*Problem details*. Scan the records for the string "center"; copy each line where it occurs.

*Data supplied*.
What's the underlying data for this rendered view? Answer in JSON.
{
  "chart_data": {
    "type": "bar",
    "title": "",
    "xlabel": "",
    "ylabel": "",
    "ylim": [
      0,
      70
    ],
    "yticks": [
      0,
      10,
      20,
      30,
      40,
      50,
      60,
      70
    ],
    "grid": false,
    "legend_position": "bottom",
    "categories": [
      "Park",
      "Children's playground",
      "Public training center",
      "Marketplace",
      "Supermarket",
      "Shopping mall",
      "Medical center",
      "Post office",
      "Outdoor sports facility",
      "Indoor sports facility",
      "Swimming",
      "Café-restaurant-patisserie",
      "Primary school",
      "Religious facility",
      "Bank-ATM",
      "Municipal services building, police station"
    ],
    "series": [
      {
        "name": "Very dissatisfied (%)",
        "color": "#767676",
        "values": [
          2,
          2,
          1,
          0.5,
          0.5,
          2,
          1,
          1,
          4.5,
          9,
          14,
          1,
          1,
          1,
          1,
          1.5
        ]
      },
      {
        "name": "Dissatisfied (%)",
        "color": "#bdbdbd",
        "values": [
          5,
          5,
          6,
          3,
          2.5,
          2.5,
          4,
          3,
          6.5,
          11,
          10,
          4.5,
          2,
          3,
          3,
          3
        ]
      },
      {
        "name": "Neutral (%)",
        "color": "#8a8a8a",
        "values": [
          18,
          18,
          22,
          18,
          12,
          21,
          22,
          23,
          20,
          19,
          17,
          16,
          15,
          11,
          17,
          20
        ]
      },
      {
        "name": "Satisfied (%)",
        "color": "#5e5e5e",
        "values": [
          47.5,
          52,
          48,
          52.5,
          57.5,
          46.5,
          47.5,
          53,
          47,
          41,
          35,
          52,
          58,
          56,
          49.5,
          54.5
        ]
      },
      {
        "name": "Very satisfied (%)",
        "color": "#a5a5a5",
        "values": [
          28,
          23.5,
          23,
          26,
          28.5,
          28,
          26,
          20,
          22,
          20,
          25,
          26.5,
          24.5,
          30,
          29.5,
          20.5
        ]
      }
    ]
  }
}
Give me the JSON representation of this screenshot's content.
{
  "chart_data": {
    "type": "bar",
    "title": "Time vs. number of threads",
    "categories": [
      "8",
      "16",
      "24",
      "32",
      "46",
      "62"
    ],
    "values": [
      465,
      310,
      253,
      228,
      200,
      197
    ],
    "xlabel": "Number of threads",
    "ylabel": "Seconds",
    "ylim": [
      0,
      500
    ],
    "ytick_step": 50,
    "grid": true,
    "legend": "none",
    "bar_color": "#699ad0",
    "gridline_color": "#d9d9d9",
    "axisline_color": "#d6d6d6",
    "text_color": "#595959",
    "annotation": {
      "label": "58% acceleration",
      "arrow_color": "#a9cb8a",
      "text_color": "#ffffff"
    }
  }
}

*Correct answer*.
      "Public training center",
      "Medical center",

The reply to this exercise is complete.